• EXERCISE DIRECTIONS: Write the data out again, exactly as given.

• TASK MATERIAL:
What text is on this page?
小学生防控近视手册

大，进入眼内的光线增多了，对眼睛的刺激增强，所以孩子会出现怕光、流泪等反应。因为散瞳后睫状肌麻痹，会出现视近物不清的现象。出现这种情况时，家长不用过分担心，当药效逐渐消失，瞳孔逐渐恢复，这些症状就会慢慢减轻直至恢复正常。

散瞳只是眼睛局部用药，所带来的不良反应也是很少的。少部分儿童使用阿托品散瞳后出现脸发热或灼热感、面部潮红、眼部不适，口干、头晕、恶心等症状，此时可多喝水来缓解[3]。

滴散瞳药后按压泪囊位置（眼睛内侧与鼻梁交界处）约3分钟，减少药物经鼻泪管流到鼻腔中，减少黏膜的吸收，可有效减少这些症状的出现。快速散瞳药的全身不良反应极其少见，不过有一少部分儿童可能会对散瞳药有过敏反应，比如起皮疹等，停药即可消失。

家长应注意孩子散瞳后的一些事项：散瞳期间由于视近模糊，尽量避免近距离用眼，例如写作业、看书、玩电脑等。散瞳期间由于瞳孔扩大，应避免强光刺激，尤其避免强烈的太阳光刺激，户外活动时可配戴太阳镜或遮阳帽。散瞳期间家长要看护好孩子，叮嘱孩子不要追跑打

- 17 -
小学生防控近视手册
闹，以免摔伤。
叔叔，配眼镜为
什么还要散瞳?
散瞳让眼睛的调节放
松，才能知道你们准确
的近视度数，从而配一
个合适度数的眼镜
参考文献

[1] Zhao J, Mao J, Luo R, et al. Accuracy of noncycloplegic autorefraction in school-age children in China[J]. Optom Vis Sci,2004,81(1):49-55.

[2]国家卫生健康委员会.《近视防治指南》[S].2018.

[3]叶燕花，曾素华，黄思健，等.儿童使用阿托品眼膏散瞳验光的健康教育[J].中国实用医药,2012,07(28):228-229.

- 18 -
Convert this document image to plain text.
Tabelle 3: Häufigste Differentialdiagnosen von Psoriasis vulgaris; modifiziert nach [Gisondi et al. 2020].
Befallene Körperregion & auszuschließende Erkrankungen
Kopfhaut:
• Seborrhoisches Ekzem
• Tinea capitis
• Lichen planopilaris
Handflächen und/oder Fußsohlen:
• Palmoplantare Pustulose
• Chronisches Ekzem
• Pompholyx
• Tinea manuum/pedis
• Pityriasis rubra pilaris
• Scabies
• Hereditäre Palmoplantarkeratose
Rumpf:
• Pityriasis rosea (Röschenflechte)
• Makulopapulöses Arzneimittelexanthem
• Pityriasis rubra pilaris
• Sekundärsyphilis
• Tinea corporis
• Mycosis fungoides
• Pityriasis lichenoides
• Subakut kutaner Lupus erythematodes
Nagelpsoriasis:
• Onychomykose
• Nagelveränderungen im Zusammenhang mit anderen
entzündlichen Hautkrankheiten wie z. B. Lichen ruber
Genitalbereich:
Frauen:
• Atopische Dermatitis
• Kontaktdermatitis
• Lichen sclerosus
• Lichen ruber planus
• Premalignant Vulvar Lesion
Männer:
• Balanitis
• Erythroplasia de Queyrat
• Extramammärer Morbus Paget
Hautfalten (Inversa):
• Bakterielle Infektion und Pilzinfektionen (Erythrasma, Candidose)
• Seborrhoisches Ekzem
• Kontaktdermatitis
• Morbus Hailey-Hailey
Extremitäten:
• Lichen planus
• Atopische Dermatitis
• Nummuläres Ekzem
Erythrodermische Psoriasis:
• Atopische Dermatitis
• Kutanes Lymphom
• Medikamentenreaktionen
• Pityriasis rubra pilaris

• TASK OUTPUT:
What text is on this page?
小学生防控近视手册

大，进入眼内的光线增多了，对眼睛的刺激增强，所以孩子会出现怕光、流泪等反应。因为散瞳后睫状肌麻痹，会出现视近物不清的现象。出现这种情况时，家长不用过分担心，当药效逐渐消失，瞳孔逐渐恢复，这些症状就会慢慢减轻直至恢复正常。

散瞳只是眼睛局部用药，所带来的不良反应也是很少的。少部分儿童使用阿托品散瞳后出现脸发热或灼热感、面部潮红、眼部不适，口干、头晕、恶心等症状，此时可多喝水来缓解[3]。

滴散瞳药后按压泪囊位置（眼睛内侧与鼻梁交界处）约3分钟，减少药物经鼻泪管流到鼻腔中，减少黏膜的吸收，可有效减少这些症状的出现。快速散瞳药的全身不良反应极其少见，不过有一少部分儿童可能会对散瞳药有过敏反应，比如起皮疹等，停药即可消失。

家长应注意孩子散瞳后的一些事项：散瞳期间由于视近模糊，尽量避免近距离用眼，例如写作业、看书、玩电脑等。散瞳期间由于瞳孔扩大，应避免强光刺激，尤其避免强烈的太阳光刺激，户外活动时可配戴太阳镜或遮阳帽。散瞳期间家长要看护好孩子，叮嘱孩子不要追跑打

- 17 -
小学生防控近视手册
闹，以免摔伤。
叔叔，配眼镜为
什么还要散瞳?
散瞳让眼睛的调节放
松，才能知道你们准确
的近视度数，从而配一
个合适度数的眼镜
参考文献

[1] Zhao J, Mao J, Luo R, et al. Accuracy of noncycloplegic autorefraction in school-age children in China[J]. Optom Vis Sci,2004,81(1):49-55.

[2]国家卫生健康委员会.《近视防治指南》[S].2018.

[3]叶燕花，曾素华，黄思健，等.儿童使用阿托品眼膏散瞳验光的健康教育[J].中国实用医药,2012,07(28):228-229.

- 18 -
Convert this document image to plain text.
Tabelle 3: Häufigste Differentialdiagnosen von Psoriasis vulgaris; modifiziert nach [Gisondi et al. 2020].
Befallene Körperregion & auszuschließende Erkrankungen
Kopfhaut:
• Seborrhoisches Ekzem
• Tinea capitis
• Lichen planopilaris
Handflächen und/oder Fußsohlen:
• Palmoplantare Pustulose
• Chronisches Ekzem
• Pompholyx
• Tinea manuum/pedis
• Pityriasis rubra pilaris
• Scabies
• Hereditäre Palmoplantarkeratose
Rumpf:
• Pityriasis rosea (Röschenflechte)
• Makulopapulöses Arzneimittelexanthem
• Pityriasis rubra pilaris
• Sekundärsyphilis
• Tinea corporis
• Mycosis fungoides
• Pityriasis lichenoides
• Subakut kutaner Lupus erythematodes
Nagelpsoriasis:
• Onychomykose
• Nagelveränderungen im Zusammenhang mit anderen
entzündlichen Hautkrankheiten wie z. B. Lichen ruber
Genitalbereich:
Frauen:
• Atopische Dermatitis
• Kontaktdermatitis
• Lichen sclerosus
• Lichen ruber planus
• Premalignant Vulvar Lesion
Männer:
• Balanitis
• Erythroplasia de Queyrat
• Extramammärer Morbus Paget
Hautfalten (Inversa):
• Bakterielle Infektion und Pilzinfektionen (Erythrasma, Candidose)
• Seborrhoisches Ekzem
• Kontaktdermatitis
• Morbus Hailey-Hailey
Extremitäten:
• Lichen planus
• Atopische Dermatitis
• Nummuläres Ekzem
Erythrodermische Psoriasis:
• Atopische Dermatitis
• Kutanes Lymphom
• Medikamentenreaktionen
• Pityriasis rubra pilaris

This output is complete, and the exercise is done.